**OBJECTIVE**
Pull out every line of the records below that contains the string "info".

**MATERIAL PROVIDED**
-- Start --
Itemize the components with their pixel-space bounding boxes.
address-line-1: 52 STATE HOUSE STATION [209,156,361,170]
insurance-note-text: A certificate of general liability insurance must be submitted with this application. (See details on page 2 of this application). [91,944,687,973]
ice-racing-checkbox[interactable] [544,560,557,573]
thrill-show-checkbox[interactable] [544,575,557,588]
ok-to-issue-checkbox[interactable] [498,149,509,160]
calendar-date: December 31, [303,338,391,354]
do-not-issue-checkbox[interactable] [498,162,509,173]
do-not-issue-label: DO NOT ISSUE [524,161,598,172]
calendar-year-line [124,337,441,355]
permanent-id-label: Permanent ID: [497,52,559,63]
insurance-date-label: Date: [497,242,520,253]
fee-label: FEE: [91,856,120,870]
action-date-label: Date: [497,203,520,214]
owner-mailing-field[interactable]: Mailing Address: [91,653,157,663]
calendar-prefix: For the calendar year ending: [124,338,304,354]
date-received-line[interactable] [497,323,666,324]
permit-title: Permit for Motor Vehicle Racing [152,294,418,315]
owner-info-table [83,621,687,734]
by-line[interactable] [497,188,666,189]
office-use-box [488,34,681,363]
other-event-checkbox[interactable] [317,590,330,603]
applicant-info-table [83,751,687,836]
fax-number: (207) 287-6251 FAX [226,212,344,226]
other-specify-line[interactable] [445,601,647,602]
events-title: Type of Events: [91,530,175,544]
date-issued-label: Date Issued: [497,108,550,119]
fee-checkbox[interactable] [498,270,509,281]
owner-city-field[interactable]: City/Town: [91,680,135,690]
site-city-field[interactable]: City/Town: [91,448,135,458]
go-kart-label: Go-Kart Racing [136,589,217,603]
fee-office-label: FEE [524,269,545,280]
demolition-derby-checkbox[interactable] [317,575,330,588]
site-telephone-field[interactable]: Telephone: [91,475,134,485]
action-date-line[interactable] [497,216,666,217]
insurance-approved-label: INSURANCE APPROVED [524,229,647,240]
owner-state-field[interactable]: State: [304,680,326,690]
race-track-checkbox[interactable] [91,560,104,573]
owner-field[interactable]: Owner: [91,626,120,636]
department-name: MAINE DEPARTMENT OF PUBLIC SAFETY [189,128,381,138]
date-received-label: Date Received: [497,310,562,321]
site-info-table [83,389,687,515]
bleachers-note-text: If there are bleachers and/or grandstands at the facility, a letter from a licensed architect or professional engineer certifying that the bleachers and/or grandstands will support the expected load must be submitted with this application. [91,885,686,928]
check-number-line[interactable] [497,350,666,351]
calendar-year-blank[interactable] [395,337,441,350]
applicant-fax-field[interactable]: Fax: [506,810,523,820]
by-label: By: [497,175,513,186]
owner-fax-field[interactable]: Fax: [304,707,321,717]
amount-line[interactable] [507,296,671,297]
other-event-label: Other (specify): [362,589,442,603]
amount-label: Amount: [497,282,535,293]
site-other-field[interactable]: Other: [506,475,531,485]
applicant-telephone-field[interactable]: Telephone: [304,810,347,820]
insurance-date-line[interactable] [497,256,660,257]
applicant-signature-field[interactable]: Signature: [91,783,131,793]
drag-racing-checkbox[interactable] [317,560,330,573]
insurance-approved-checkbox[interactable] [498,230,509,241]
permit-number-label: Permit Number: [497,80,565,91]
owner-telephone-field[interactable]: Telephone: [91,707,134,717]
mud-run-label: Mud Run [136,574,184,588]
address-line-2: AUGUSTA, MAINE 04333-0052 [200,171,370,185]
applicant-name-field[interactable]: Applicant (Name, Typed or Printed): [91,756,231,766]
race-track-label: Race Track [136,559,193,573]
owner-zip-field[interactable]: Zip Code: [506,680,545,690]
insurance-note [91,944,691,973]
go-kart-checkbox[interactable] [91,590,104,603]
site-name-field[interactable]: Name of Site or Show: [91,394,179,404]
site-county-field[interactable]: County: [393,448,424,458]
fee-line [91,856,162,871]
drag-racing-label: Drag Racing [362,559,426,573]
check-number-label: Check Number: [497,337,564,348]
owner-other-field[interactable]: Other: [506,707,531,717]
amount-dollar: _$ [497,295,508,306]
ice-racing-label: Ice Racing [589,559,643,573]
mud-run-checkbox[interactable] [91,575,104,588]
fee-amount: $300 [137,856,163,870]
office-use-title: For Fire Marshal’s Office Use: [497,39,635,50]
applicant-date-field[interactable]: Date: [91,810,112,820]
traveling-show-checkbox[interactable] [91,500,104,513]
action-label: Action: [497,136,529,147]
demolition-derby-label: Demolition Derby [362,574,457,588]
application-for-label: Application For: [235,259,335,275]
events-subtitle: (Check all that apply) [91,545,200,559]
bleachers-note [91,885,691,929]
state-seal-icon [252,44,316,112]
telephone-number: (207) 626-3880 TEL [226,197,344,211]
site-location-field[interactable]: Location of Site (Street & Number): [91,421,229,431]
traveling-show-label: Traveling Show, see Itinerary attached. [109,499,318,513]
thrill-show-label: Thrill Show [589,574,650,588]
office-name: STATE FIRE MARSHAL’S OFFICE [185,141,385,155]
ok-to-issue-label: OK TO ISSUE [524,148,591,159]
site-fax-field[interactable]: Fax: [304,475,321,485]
-- End --
**RESPONSE TO THIS TASK**
owner-info-table [83,621,687,734]
applicant-info-table [83,751,687,836]
site-info-table [83,389,687,515]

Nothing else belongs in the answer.